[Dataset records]
--*--
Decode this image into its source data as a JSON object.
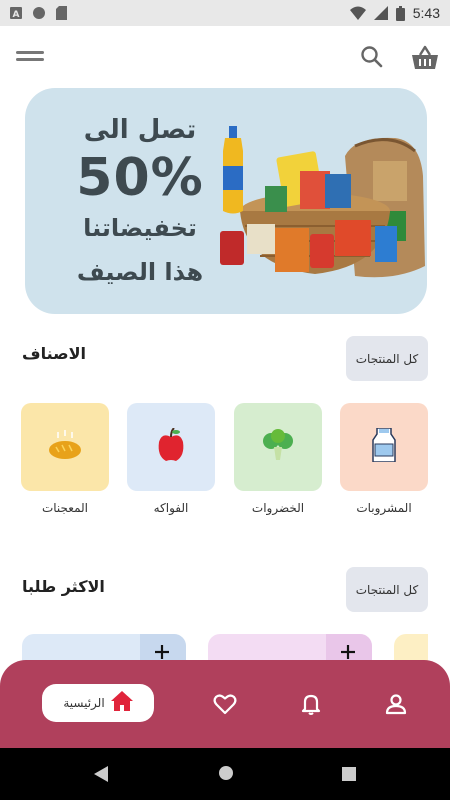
{
  "status_bar": {
    "time": "5:43",
    "left_icons": [
      "notification-a-icon",
      "circle-icon",
      "sd-card-icon"
    ],
    "right_icons": [
      "wifi-icon",
      "signal-icon",
      "battery-icon"
    ]
  },
  "header": {
    "icons": [
      "menu-icon",
      "search-icon",
      "basket-icon"
    ]
  },
  "banner": {
    "line1": "تصل الى",
    "percent": "50%",
    "line3": "تخفيضاتنا",
    "line4": "هذا الصيف",
    "background": "#cfe2ec"
  },
  "categories_section": {
    "title": "الاصناف",
    "all_button": "كل المنتجات",
    "items": [
      {
        "label": "المشروبات",
        "icon": "milk-carton-icon",
        "bg": "#fbd9c8"
      },
      {
        "label": "الخضروات",
        "icon": "broccoli-icon",
        "bg": "#d6edcf"
      },
      {
        "label": "الفواكه",
        "icon": "apple-icon",
        "bg": "#dde9f7"
      },
      {
        "label": "المعجنات",
        "icon": "bread-icon",
        "bg": "#fbe6a9"
      }
    ]
  },
  "popular_section": {
    "title": "الاكثر طلبا",
    "all_button": "كل المنتجات",
    "card_colors": [
      "#dde9f7",
      "#f3dcf3",
      "#fdefc4"
    ]
  },
  "bottom_nav": {
    "home_label": "الرئيسية",
    "icons": [
      "home-icon",
      "heart-icon",
      "bell-icon",
      "user-icon"
    ],
    "background": "#b0405c"
  },
  "colors": {
    "accent": "#b0405c",
    "home_icon": "#e0243b"
  }
}
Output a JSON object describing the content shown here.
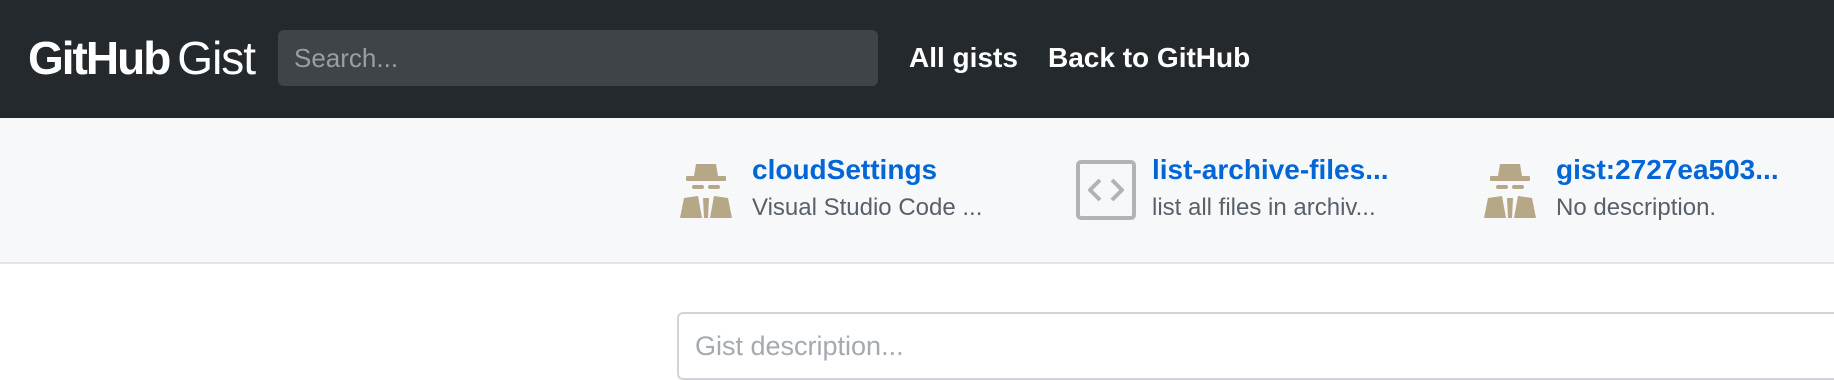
{
  "header": {
    "logo_primary": "GitHub",
    "logo_secondary": "Gist",
    "search_placeholder": "Search...",
    "nav": {
      "all_gists": "All gists",
      "back_to_github": "Back to GitHub"
    }
  },
  "recent_gists": [
    {
      "title": "cloudSettings",
      "description": "Visual Studio Code ...",
      "icon": "anonymous-user-icon"
    },
    {
      "title": "list-archive-files...",
      "description": "list all files in archiv...",
      "icon": "code-file-icon"
    },
    {
      "title": "gist:2727ea503...",
      "description": "No description.",
      "icon": "anonymous-user-icon"
    }
  ],
  "form": {
    "description_placeholder": "Gist description..."
  },
  "colors": {
    "header_bg": "#24292e",
    "strip_bg": "#f6f8fa",
    "link": "#0366d6",
    "icon_tan": "#b6a887"
  }
}
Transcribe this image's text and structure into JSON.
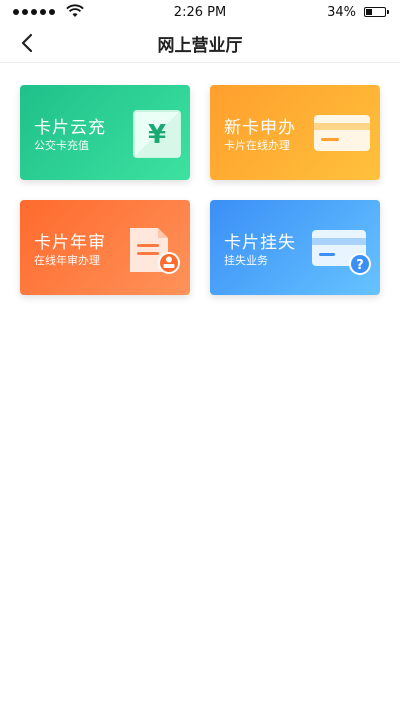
{
  "status": {
    "time": "2:26 PM",
    "battery": "34%",
    "battery_level": 0.34
  },
  "nav": {
    "title": "网上营业厅",
    "back_icon": "chevron-left-icon"
  },
  "cards": [
    {
      "title": "卡片云充",
      "subtitle": "公交卡充值",
      "icon": "yuan-icon",
      "color": "#25c98f"
    },
    {
      "title": "新卡申办",
      "subtitle": "卡片在线办理",
      "icon": "card-icon",
      "color": "#ffad33"
    },
    {
      "title": "卡片年审",
      "subtitle": "在线年审办理",
      "icon": "document-stamp-icon",
      "color": "#ff7535"
    },
    {
      "title": "卡片挂失",
      "subtitle": "挂失业务",
      "icon": "card-question-icon",
      "color": "#4aa3f9"
    }
  ]
}
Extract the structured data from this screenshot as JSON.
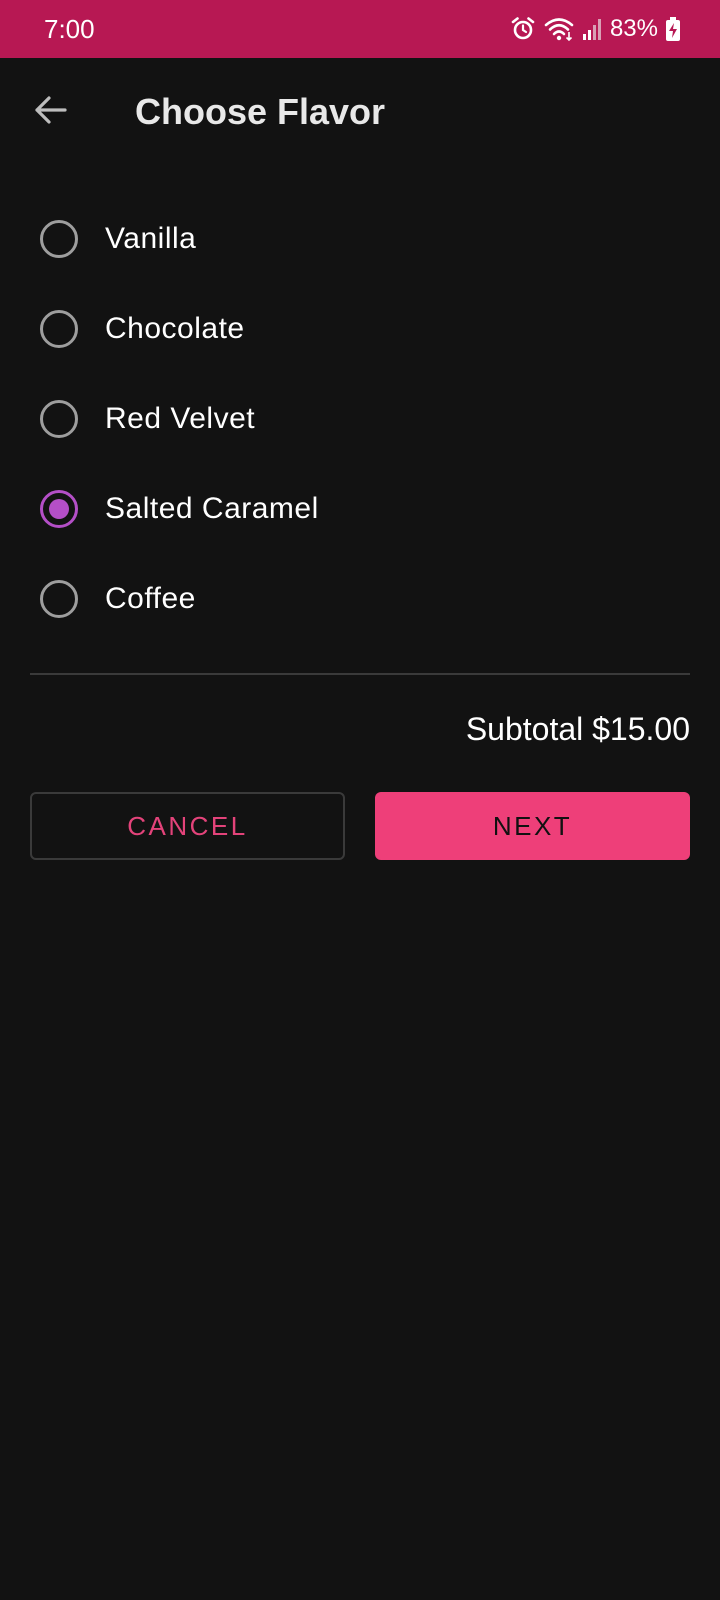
{
  "status_bar": {
    "time": "7:00",
    "battery": "83%",
    "icons": [
      "alarm-icon",
      "wifi-icon",
      "signal-icon",
      "battery-charging-icon"
    ]
  },
  "header": {
    "back_icon": "arrow-back-icon",
    "title": "Choose Flavor"
  },
  "flavors": {
    "items": [
      {
        "label": "Vanilla",
        "selected": false
      },
      {
        "label": "Chocolate",
        "selected": false
      },
      {
        "label": "Red Velvet",
        "selected": false
      },
      {
        "label": "Salted Caramel",
        "selected": true
      },
      {
        "label": "Coffee",
        "selected": false
      }
    ]
  },
  "summary": {
    "subtotal": "Subtotal $15.00"
  },
  "actions": {
    "cancel_label": "CANCEL",
    "next_label": "NEXT"
  },
  "colors": {
    "status_bar": "#b71853",
    "background": "#121212",
    "accent_pink": "#ee3f79",
    "radio_selected": "#b44fc7",
    "radio_unselected": "#9e9e9e"
  }
}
--*--
• Exercise instructions
Write out all the entries word for word, but skip any images.

• Expected answer
Decode this image into its source data as a JSON object.
{
  "status_bar": {
    "time": "5:43",
    "left_icons": [
      "notification-a-icon",
      "circle-icon",
      "sd-card-icon"
    ],
    "right_icons": [
      "wifi-icon",
      "signal-icon",
      "battery-icon"
    ]
  },
  "header": {
    "icons": [
      "menu-icon",
      "search-icon",
      "basket-icon"
    ]
  },
  "banner": {
    "line1": "تصل الى",
    "percent": "50%",
    "line3": "تخفيضاتنا",
    "line4": "هذا الصيف",
    "background": "#cfe2ec"
  },
  "categories_section": {
    "title": "الاصناف",
    "all_button": "كل المنتجات",
    "items": [
      {
        "label": "المشروبات",
        "icon": "milk-carton-icon",
        "bg": "#fbd9c8"
      },
      {
        "label": "الخضروات",
        "icon": "broccoli-icon",
        "bg": "#d6edcf"
      },
      {
        "label": "الفواكه",
        "icon": "apple-icon",
        "bg": "#dde9f7"
      },
      {
        "label": "المعجنات",
        "icon": "bread-icon",
        "bg": "#fbe6a9"
      }
    ]
  },
  "popular_section": {
    "title": "الاكثر طلبا",
    "all_button": "كل المنتجات",
    "card_colors": [
      "#dde9f7",
      "#f3dcf3",
      "#fdefc4"
    ]
  },
  "bottom_nav": {
    "home_label": "الرئيسية",
    "icons": [
      "home-icon",
      "heart-icon",
      "bell-icon",
      "user-icon"
    ],
    "background": "#b0405c"
  },
  "colors": {
    "accent": "#b0405c",
    "home_icon": "#e0243b"
  }
}
Output a JSON object describing the content shown here.
{
  "header": {
    "logo_primary": "GitHub",
    "logo_secondary": "Gist",
    "search_placeholder": "Search...",
    "nav": {
      "all_gists": "All gists",
      "back_to_github": "Back to GitHub"
    }
  },
  "recent_gists": [
    {
      "title": "cloudSettings",
      "description": "Visual Studio Code ...",
      "icon": "anonymous-user-icon"
    },
    {
      "title": "list-archive-files...",
      "description": "list all files in archiv...",
      "icon": "code-file-icon"
    },
    {
      "title": "gist:2727ea503...",
      "description": "No description.",
      "icon": "anonymous-user-icon"
    }
  ],
  "form": {
    "description_placeholder": "Gist description..."
  },
  "colors": {
    "header_bg": "#24292e",
    "strip_bg": "#f6f8fa",
    "link": "#0366d6",
    "icon_tan": "#b6a887"
  }
}
Transcribe this image's text and structure into JSON.
{
  "status": {
    "time": "2:26 PM",
    "battery": "34%",
    "battery_level": 0.34
  },
  "nav": {
    "title": "网上营业厅",
    "back_icon": "chevron-left-icon"
  },
  "cards": [
    {
      "title": "卡片云充",
      "subtitle": "公交卡充值",
      "icon": "yuan-icon",
      "color": "#25c98f"
    },
    {
      "title": "新卡申办",
      "subtitle": "卡片在线办理",
      "icon": "card-icon",
      "color": "#ffad33"
    },
    {
      "title": "卡片年审",
      "subtitle": "在线年审办理",
      "icon": "document-stamp-icon",
      "color": "#ff7535"
    },
    {
      "title": "卡片挂失",
      "subtitle": "挂失业务",
      "icon": "card-question-icon",
      "color": "#4aa3f9"
    }
  ]
}
Extract the structured data from this screenshot as JSON.
{
  "status_bar": {
    "time": "7:00",
    "battery": "83%",
    "icons": [
      "alarm-icon",
      "wifi-icon",
      "signal-icon",
      "battery-charging-icon"
    ]
  },
  "header": {
    "back_icon": "arrow-back-icon",
    "title": "Choose Flavor"
  },
  "flavors": {
    "items": [
      {
        "label": "Vanilla",
        "selected": false
      },
      {
        "label": "Chocolate",
        "selected": false
      },
      {
        "label": "Red Velvet",
        "selected": false
      },
      {
        "label": "Salted Caramel",
        "selected": true
      },
      {
        "label": "Coffee",
        "selected": false
      }
    ]
  },
  "summary": {
    "subtotal": "Subtotal $15.00"
  },
  "actions": {
    "cancel_label": "CANCEL",
    "next_label": "NEXT"
  },
  "colors": {
    "status_bar": "#b71853",
    "background": "#121212",
    "accent_pink": "#ee3f79",
    "radio_selected": "#b44fc7",
    "radio_unselected": "#9e9e9e"
  }
}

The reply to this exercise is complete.